## begin Text extract

# Wash your face...Warm or Cold water? what's better?



## purpleRain (Apr 22, 2008)

Does it make a difference to wash your face with warm or cold water when it comes to great skin?


----------



## magosienne (Apr 22, 2008)

i prefer warm. cold water closes your pores, so i would first use warm water to wash my face, then use cold water (in the form of a toner) to close the pores.

i consider also warm water to be ideal for my skin, i don't like much extreme temperatures. cold or hot temperatures turn my skin into a big red tomato


----------



## monniej (Apr 22, 2008)

i don't know which is better, but i like luke warm.


----------



## puncturedskirt (Apr 22, 2008)

I usually wash my face with hot water and then splash my face a couple times with cold when i'm done.


----------



## love2482 (Apr 22, 2008)

Warm water opens up pores, so I like to wash with it.


----------



## Adrienne (Apr 22, 2008)

i prefer to wash my face in warm water to get dirt and makup completely out and then I splash cold water on afterwards to close my pores.


----------



## GlossyAbby (Apr 22, 2008)

I like to use warm or sometimes hot water


----------



## aney (Apr 22, 2008)

Warm water... maybe a bit cooler at the end!


----------



## daer0n (Apr 22, 2008)

I use warm at first, then when im done washing i use cold to close pores =)


----------



## spef29 (Apr 22, 2008)

Sometimes your cleanser will specify on the bottle, at least those with some type of exfoliating acid tend too. Mine recommends using cool water.


----------



## purpleRain (Apr 22, 2008)

Aah I see. Thanks for sharing your hot/cold regimes...





I always wash my face with lukewarm water (when I am not taking a shower) to slightly cold. I was wondering about the pores indeed, that maybe they close when using a cold splash. Different opinions about that...


----------



## tajameka (Apr 22, 2008)

i heard the pores do not ACTUALLY close or open by changing temperatures. i prefer warm water as well, but when my skin is irritated,i use use cold


----------



## Retro-Violet (Apr 23, 2008)

Originally Posted by *puncturedskirt* /img/forum/go_quote.gif I usually wash my face with hot water and then splash my face a couple times with cold when i'm done. ditto.


----------



## Aprill (Apr 23, 2008)

Originally Posted by *Labrat81* /img/forum/go_quote.gif I don't splash with cold water since I know that pores don't open and close that way (contrary to popular belief), and cold water can be irritating. I wash with warm since it helps boost the detergency of my cleanser..

ITA!! I hate that pore myth!!!!!!


----------



## Bec688 (Apr 23, 2008)

I wash mine with warm water, occasionally I might spash my face with a bit of cold water afterwards, for that nice refreshed feeling! lol


----------



## Leony (Apr 23, 2008)

Luke warm here.


----------



## jessiej78 (Apr 23, 2008)

I have heard that using too hot or too cold water can harm skin and cause broken blood vessels and skin aging (hot water). I don't know for sure if it is true, but I just stay on the safe side and stick with luke warm water.


----------



## aluap78 (Apr 23, 2008)

## end Text extract
## begin Dataset excerpts

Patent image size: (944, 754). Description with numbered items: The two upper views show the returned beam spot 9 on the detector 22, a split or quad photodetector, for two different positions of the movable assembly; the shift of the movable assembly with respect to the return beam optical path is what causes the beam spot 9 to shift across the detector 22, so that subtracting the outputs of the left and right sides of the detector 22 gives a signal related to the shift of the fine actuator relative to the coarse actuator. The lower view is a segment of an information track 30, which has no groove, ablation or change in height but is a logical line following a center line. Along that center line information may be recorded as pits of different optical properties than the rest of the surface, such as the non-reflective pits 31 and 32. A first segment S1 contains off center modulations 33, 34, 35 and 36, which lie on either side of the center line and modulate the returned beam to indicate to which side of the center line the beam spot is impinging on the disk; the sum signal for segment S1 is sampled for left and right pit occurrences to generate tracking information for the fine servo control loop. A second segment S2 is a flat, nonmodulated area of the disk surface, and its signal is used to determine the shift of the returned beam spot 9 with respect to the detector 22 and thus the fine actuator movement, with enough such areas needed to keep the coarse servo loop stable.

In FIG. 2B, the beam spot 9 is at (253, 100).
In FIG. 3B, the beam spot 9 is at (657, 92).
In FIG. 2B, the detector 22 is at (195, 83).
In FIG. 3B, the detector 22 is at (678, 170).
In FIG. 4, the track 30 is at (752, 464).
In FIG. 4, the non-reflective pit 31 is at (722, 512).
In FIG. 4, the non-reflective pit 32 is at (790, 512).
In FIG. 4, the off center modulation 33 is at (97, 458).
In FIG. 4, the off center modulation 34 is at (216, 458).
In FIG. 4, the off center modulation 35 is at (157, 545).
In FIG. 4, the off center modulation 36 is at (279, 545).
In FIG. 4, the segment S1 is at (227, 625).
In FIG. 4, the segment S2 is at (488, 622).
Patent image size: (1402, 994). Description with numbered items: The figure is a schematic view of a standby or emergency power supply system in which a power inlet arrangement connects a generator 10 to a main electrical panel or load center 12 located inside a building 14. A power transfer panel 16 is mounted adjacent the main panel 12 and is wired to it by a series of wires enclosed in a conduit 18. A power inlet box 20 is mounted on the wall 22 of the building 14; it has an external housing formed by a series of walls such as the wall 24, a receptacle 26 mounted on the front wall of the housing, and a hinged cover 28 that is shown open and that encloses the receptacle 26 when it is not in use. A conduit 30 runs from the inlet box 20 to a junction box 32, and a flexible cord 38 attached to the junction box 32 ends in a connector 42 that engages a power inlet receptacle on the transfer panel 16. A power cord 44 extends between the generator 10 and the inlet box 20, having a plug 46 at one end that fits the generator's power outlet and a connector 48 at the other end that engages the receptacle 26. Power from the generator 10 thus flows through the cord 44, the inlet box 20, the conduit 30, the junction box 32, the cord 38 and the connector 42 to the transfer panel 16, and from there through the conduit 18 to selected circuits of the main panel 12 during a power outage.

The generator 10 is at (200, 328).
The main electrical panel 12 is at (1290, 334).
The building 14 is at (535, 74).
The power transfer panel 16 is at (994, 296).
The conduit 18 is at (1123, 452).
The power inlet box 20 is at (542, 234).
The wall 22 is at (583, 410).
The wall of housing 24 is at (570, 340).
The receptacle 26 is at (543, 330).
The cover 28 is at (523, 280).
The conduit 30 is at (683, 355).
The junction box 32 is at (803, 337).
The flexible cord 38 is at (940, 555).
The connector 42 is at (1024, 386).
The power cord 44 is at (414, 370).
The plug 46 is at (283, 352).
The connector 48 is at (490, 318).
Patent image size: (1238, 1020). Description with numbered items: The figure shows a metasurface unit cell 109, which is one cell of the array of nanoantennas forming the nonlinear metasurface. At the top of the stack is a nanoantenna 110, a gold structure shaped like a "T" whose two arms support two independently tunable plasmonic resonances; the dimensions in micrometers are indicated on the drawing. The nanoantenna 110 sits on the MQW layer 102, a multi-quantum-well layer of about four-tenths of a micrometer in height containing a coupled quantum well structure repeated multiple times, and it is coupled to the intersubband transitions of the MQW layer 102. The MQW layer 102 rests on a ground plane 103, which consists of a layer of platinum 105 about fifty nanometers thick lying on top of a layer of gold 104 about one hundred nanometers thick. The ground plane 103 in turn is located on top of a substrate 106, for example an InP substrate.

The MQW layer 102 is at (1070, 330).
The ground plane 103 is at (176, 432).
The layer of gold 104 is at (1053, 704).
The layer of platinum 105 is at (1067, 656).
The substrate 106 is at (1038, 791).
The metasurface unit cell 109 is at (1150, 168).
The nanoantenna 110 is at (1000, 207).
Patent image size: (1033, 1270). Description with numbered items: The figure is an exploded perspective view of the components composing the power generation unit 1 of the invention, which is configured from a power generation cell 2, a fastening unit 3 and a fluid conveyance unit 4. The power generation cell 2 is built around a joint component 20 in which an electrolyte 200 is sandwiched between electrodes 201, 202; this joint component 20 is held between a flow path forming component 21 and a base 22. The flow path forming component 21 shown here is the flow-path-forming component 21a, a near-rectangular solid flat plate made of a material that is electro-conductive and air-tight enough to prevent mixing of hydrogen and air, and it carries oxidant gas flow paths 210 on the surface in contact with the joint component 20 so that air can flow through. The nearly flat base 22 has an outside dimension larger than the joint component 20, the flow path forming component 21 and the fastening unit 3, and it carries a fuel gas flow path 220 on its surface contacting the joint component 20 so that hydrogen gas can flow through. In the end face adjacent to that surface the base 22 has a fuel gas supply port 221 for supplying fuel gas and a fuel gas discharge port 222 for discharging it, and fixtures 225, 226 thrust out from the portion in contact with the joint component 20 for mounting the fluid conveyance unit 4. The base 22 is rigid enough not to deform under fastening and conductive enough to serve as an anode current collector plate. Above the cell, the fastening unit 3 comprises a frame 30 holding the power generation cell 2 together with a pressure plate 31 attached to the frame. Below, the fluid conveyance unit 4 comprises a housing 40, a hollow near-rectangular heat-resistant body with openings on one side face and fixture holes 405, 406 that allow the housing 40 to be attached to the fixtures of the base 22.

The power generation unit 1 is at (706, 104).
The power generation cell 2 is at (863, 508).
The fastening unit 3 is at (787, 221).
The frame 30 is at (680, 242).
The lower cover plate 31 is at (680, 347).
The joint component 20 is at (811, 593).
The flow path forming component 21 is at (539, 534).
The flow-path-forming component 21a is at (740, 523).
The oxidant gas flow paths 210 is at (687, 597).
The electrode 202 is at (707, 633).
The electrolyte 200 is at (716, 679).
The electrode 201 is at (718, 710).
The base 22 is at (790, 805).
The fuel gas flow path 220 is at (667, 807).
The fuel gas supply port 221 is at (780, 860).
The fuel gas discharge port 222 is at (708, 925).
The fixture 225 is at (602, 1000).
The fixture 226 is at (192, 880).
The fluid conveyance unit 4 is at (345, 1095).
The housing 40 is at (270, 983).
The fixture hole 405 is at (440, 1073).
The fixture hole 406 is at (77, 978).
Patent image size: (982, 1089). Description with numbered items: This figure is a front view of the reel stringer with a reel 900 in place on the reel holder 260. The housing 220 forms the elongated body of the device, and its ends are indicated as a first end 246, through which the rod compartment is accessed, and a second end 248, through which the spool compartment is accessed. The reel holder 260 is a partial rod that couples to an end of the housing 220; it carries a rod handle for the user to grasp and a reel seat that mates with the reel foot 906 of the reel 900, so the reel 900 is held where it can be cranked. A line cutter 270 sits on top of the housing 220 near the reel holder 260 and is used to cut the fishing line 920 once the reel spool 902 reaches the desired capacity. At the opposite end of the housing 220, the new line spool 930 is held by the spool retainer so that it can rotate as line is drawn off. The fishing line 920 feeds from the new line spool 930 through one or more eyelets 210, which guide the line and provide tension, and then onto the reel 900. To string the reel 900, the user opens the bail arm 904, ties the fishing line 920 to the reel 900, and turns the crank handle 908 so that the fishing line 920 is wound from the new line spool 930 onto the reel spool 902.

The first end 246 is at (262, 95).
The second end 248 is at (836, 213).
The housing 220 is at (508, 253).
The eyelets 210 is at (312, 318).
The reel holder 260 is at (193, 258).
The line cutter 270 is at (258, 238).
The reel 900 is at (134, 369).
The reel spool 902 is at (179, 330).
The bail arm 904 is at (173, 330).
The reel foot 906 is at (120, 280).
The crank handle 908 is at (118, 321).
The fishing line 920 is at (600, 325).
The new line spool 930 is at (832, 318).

## end Dataset excerpts

#### The problem:
In the face-washing thread, why does the post that Aprill quotes skip the cold-water splash? Reply in one to three sentences. Rely on the text alone.

#### Expected output:
The post says pores don't actually open and close that way, contrary to popular belief. It also says cold water can be irritating.